▸ **GIVEN PASSAGE**:
::::

Companies are first figuring out where their tax weaknesses lie, said Todd Metcalf, PwC principal of tax policy services and former tax staffer to Democrats.

“Taxpayers are thinking, ‘What could Congress do within the realm of possibility that would be actually the most harmful to us?’ ” Metcalf said.

For example, the 21% corporate tax rate enacted by the 2017 law isn’t expiring, but it’s become a political discussion point. Vice President Kamala Harris has said she backsincreasing it to 28% while former President Donald Trump has floated a rate as low as 15%.

Increasing the corporate rate is an easy change for lawmakers to make to pay for other tax cuts, Acuña said. A handful of House Republicans have also supported increasing the rate.

Republicans have set sights on repealing the tax credits from the Democrats’ 2022 tax-and-climate law, though some members of the party are pushing back. Removing some of those credits could be a way lawmakers pay for continuing 2017 tax cuts, Metcalf said.

::::

▸ **REQUIRED TASKS**:
**1.** Answer these questions about the passage on corporate tax policy:
(a) What corporate tax rate did the 2017 law enact?
(b) How low a rate has former President Donald Trump floated?
(c) Whose 2022 law contains the tax credits that Republicans want to repeal?
**2.** Reproduce the stored-item rows verbatim, beginning at the row that contains "mindmap-result: 中国历史上规模最宏大的一次农民战争 [293,410,407,434]" and stopping after the row that contains "table-cell: 英国 [406,579,448,662]".

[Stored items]
::::

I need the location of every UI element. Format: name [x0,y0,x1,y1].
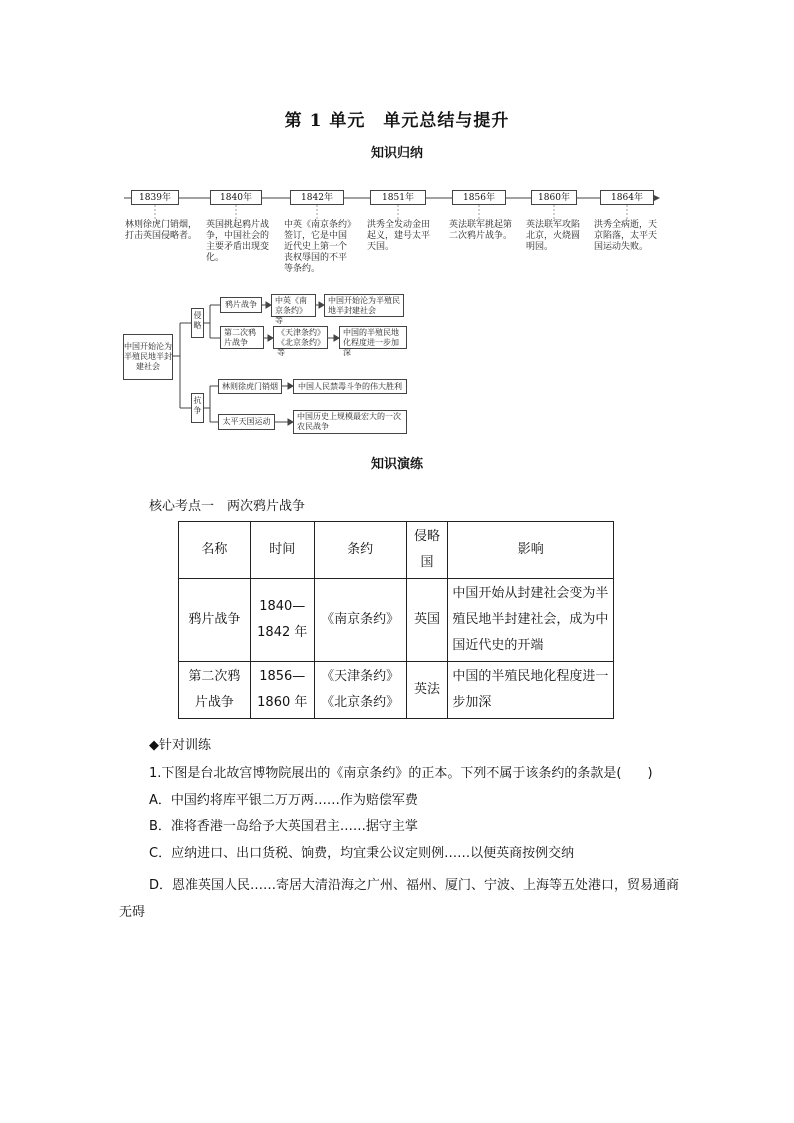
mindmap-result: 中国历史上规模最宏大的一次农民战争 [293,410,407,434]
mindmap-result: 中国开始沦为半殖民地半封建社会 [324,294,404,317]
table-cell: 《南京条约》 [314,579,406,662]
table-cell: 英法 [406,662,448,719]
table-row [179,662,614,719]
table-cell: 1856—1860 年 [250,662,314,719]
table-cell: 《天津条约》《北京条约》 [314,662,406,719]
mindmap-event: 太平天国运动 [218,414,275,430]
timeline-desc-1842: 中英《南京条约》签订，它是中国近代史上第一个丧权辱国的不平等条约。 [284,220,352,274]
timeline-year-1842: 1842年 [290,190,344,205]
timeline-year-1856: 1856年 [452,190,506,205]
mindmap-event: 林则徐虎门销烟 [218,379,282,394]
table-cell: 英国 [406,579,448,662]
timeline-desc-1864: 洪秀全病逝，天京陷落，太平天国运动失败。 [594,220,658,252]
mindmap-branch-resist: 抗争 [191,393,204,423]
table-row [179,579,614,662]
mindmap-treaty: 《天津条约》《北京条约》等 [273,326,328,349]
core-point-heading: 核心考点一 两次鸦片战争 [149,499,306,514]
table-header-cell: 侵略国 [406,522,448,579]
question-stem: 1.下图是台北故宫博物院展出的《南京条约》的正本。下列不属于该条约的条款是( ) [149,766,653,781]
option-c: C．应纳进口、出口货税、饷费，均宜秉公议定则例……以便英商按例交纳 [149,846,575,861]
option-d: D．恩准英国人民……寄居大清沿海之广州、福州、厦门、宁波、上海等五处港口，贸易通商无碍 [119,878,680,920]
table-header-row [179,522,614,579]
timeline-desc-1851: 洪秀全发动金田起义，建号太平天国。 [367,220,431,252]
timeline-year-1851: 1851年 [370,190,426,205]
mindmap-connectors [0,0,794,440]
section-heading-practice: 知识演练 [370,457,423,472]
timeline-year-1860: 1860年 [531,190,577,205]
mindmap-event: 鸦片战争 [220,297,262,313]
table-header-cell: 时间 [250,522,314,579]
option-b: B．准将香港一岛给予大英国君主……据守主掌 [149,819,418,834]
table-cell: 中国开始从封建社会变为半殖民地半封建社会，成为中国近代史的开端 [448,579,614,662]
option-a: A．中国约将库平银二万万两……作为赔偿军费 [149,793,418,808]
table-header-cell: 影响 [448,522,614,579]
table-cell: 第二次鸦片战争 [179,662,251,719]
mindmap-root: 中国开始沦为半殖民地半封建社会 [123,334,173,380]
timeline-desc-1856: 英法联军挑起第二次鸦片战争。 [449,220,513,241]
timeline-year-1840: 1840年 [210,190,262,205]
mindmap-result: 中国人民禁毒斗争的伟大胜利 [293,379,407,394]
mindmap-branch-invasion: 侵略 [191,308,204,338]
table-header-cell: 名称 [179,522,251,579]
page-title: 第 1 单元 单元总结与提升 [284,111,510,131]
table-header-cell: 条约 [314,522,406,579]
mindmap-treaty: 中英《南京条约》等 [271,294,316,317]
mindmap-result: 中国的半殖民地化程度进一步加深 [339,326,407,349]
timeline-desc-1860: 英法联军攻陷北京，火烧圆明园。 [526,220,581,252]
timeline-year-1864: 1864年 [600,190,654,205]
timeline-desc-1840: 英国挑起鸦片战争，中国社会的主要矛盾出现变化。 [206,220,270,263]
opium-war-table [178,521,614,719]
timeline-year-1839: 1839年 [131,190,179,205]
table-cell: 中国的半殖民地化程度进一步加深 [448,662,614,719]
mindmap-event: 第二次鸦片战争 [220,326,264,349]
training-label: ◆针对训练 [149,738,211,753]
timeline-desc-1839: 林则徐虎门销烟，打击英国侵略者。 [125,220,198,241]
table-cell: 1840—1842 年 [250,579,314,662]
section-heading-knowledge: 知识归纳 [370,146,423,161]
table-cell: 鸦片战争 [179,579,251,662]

::::

▸ **THE ANSWERS**:
**1.**
(a) 21%
(b) 15%
(c) The Democrats'

**2.**
mindmap-result: 中国历史上规模最宏大的一次农民战争 [293,410,407,434]
mindmap-result: 中国开始沦为半殖民地半封建社会 [324,294,404,317]
table-cell: 《南京条约》 [314,579,406,662]
table-cell: 英法 [406,662,448,719]
table-row [179,662,614,719]
table-cell: 1856—1860 年 [250,662,314,719]
table-cell: 《天津条约》《北京条约》 [314,662,406,719]
mindmap-event: 太平天国运动 [218,414,275,430]
timeline-desc-1842: 中英《南京条约》签订，它是中国近代史上第一个丧权辱国的不平等条约。 [284,220,352,274]
timeline-year-1842: 1842年 [290,190,344,205]
timeline-year-1856: 1856年 [452,190,506,205]
mindmap-event: 林则徐虎门销烟 [218,379,282,394]
table-cell: 英国 [406,579,448,662]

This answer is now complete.